WRITTEN INSTRUCTION —
The records that follow must be repeated verbatim, every one of them.

START DATA LISTING

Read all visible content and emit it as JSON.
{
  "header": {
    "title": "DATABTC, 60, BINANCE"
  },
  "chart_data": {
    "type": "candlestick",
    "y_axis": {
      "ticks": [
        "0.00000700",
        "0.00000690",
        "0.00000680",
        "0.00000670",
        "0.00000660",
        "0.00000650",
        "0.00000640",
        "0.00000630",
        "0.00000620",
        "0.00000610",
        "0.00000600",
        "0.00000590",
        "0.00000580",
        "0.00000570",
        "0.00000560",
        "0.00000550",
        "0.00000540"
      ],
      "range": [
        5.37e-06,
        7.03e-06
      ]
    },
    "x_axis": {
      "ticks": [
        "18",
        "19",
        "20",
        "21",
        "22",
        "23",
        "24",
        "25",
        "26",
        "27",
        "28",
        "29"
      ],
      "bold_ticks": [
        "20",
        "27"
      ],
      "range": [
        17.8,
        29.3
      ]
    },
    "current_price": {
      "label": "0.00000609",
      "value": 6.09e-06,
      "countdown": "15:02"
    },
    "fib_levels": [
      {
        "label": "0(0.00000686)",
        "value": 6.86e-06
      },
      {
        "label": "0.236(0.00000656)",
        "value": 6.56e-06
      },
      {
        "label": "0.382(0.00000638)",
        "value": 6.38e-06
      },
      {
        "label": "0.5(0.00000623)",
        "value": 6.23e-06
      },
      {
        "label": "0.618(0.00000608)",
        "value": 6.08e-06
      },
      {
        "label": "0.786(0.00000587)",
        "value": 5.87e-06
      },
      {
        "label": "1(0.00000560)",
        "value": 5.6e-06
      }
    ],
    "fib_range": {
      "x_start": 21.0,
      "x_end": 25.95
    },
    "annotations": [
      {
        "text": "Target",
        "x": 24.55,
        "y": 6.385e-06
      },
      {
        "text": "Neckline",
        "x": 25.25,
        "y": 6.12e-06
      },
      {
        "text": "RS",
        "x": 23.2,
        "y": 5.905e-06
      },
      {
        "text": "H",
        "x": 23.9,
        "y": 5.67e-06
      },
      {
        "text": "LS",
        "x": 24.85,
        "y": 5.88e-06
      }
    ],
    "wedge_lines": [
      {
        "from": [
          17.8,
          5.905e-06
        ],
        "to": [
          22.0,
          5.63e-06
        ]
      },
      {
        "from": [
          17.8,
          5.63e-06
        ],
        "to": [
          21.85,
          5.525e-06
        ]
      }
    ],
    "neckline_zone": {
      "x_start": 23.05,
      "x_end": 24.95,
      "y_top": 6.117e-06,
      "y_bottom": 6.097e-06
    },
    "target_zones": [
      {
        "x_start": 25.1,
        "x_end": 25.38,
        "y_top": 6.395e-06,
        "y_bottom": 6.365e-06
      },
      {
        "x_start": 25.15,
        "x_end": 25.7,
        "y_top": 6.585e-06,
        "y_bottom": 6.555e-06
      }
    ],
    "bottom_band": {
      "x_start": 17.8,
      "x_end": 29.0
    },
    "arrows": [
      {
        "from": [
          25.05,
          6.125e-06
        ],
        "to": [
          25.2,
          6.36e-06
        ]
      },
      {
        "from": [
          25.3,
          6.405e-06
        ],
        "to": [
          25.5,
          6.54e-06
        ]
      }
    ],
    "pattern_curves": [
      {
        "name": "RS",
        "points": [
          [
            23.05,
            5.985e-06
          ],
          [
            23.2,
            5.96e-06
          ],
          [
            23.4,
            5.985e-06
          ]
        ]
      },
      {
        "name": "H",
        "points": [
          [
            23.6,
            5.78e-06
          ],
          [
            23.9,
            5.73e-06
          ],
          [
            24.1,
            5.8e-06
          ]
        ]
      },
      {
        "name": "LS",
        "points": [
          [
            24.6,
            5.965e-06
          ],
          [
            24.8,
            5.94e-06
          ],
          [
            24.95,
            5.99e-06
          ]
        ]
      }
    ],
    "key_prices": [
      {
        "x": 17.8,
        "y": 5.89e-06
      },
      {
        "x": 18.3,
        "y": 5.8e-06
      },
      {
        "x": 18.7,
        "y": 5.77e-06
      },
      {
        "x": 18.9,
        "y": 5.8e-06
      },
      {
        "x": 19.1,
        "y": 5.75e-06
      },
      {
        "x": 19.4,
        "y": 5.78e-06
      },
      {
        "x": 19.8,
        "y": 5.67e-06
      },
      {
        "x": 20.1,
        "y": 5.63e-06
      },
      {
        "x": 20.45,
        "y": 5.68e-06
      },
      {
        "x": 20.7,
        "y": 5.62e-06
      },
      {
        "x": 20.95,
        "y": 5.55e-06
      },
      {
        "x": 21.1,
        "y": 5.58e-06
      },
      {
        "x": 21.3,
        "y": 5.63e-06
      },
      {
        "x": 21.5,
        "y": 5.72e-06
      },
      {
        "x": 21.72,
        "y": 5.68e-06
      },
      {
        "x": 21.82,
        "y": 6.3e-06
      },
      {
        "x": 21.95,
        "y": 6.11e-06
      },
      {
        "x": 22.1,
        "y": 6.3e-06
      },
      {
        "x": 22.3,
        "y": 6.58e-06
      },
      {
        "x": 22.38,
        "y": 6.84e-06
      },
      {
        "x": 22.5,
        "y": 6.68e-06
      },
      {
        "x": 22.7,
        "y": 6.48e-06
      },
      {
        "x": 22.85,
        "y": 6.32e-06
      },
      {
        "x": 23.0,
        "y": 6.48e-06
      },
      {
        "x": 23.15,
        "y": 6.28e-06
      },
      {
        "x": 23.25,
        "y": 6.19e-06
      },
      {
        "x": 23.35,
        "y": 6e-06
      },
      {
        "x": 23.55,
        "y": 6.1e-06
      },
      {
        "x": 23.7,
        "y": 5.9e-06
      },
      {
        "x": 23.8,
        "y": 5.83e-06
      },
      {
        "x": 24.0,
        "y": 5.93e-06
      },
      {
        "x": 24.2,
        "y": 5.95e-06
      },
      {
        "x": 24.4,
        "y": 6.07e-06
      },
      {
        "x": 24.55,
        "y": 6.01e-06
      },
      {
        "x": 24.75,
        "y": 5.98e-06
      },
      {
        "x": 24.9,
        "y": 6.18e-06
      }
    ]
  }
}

END DATA LISTING

RESULT OF THE EXERCISE —
Read all visible content and emit it as JSON.
{
  "header": {
    "title": "DATABTC, 60, BINANCE"
  },
  "chart_data": {
    "type": "candlestick",
    "y_axis": {
      "ticks": [
        "0.00000700",
        "0.00000690",
        "0.00000680",
        "0.00000670",
        "0.00000660",
        "0.00000650",
        "0.00000640",
        "0.00000630",
        "0.00000620",
        "0.00000610",
        "0.00000600",
        "0.00000590",
        "0.00000580",
        "0.00000570",
        "0.00000560",
        "0.00000550",
        "0.00000540"
      ],
      "range": [
        5.37e-06,
        7.03e-06
      ]
    },
    "x_axis": {
      "ticks": [
        "18",
        "19",
        "20",
        "21",
        "22",
        "23",
        "24",
        "25",
        "26",
        "27",
        "28",
        "29"
      ],
      "bold_ticks": [
        "20",
        "27"
      ],
      "range": [
        17.8,
        29.3
      ]
    },
    "current_price": {
      "label": "0.00000609",
      "value": 6.09e-06,
      "countdown": "15:02"
    },
    "fib_levels": [
      {
        "label": "0(0.00000686)",
        "value": 6.86e-06
      },
      {
        "label": "0.236(0.00000656)",
        "value": 6.56e-06
      },
      {
        "label": "0.382(0.00000638)",
        "value": 6.38e-06
      },
      {
        "label": "0.5(0.00000623)",
        "value": 6.23e-06
      },
      {
        "label": "0.618(0.00000608)",
        "value": 6.08e-06
      },
      {
        "label": "0.786(0.00000587)",
        "value": 5.87e-06
      },
      {
        "label": "1(0.00000560)",
        "value": 5.6e-06
      }
    ],
    "fib_range": {
      "x_start": 21.0,
      "x_end": 25.95
    },
    "annotations": [
      {
        "text": "Target",
        "x": 24.55,
        "y": 6.385e-06
      },
      {
        "text": "Neckline",
        "x": 25.25,
        "y": 6.12e-06
      },
      {
        "text": "RS",
        "x": 23.2,
        "y": 5.905e-06
      },
      {
        "text": "H",
        "x": 23.9,
        "y": 5.67e-06
      },
      {
        "text": "LS",
        "x": 24.85,
        "y": 5.88e-06
      }
    ],
    "wedge_lines": [
      {
        "from": [
          17.8,
          5.905e-06
        ],
        "to": [
          22.0,
          5.63e-06
        ]
      },
      {
        "from": [
          17.8,
          5.63e-06
        ],
        "to": [
          21.85,
          5.525e-06
        ]
      }
    ],
    "neckline_zone": {
      "x_start": 23.05,
      "x_end": 24.95,
      "y_top": 6.117e-06,
      "y_bottom": 6.097e-06
    },
    "target_zones": [
      {
        "x_start": 25.1,
        "x_end": 25.38,
        "y_top": 6.395e-06,
        "y_bottom": 6.365e-06
      },
      {
        "x_start": 25.15,
        "x_end": 25.7,
        "y_top": 6.585e-06,
        "y_bottom": 6.555e-06
      }
    ],
    "bottom_band": {
      "x_start": 17.8,
      "x_end": 29.0
    },
    "arrows": [
      {
        "from": [
          25.05,
          6.125e-06
        ],
        "to": [
          25.2,
          6.36e-06
        ]
      },
      {
        "from": [
          25.3,
          6.405e-06
        ],
        "to": [
          25.5,
          6.54e-06
        ]
      }
    ],
    "pattern_curves": [
      {
        "name": "RS",
        "points": [
          [
            23.05,
            5.985e-06
          ],
          [
            23.2,
            5.96e-06
          ],
          [
            23.4,
            5.985e-06
          ]
        ]
      },
      {
        "name": "H",
        "points": [
          [
            23.6,
            5.78e-06
          ],
          [
            23.9,
            5.73e-06
          ],
          [
            24.1,
            5.8e-06
          ]
        ]
      },
      {
        "name": "LS",
        "points": [
          [
            24.6,
            5.965e-06
          ],
          [
            24.8,
            5.94e-06
          ],
          [
            24.95,
            5.99e-06
          ]
        ]
      }
    ],
    "key_prices": [
      {
        "x": 17.8,
        "y": 5.89e-06
      },
      {
        "x": 18.3,
        "y": 5.8e-06
      },
      {
        "x": 18.7,
        "y": 5.77e-06
      },
      {
        "x": 18.9,
        "y": 5.8e-06
      },
      {
        "x": 19.1,
        "y": 5.75e-06
      },
      {
        "x": 19.4,
        "y": 5.78e-06
      },
      {
        "x": 19.8,
        "y": 5.67e-06
      },
      {
        "x": 20.1,
        "y": 5.63e-06
      },
      {
        "x": 20.45,
        "y": 5.68e-06
      },
      {
        "x": 20.7,
        "y": 5.62e-06
      },
      {
        "x": 20.95,
        "y": 5.55e-06
      },
      {
        "x": 21.1,
        "y": 5.58e-06
      },
      {
        "x": 21.3,
        "y": 5.63e-06
      },
      {
        "x": 21.5,
        "y": 5.72e-06
      },
      {
        "x": 21.72,
        "y": 5.68e-06
      },
      {
        "x": 21.82,
        "y": 6.3e-06
      },
      {
        "x": 21.95,
        "y": 6.11e-06
      },
      {
        "x": 22.1,
        "y": 6.3e-06
      },
      {
        "x": 22.3,
        "y": 6.58e-06
      },
      {
        "x": 22.38,
        "y": 6.84e-06
      },
      {
        "x": 22.5,
        "y": 6.68e-06
      },
      {
        "x": 22.7,
        "y": 6.48e-06
      },
      {
        "x": 22.85,
        "y": 6.32e-06
      },
      {
        "x": 23.0,
        "y": 6.48e-06
      },
      {
        "x": 23.15,
        "y": 6.28e-06
      },
      {
        "x": 23.25,
        "y": 6.19e-06
      },
      {
        "x": 23.35,
        "y": 6e-06
      },
      {
        "x": 23.55,
        "y": 6.1e-06
      },
      {
        "x": 23.7,
        "y": 5.9e-06
      },
      {
        "x": 23.8,
        "y": 5.83e-06
      },
      {
        "x": 24.0,
        "y": 5.93e-06
      },
      {
        "x": 24.2,
        "y": 5.95e-06
      },
      {
        "x": 24.4,
        "y": 6.07e-06
      },
      {
        "x": 24.55,
        "y": 6.01e-06
      },
      {
        "x": 24.75,
        "y": 5.98e-06
      },
      {
        "x": 24.9,
        "y": 6.18e-06
      }
    ]
  }
}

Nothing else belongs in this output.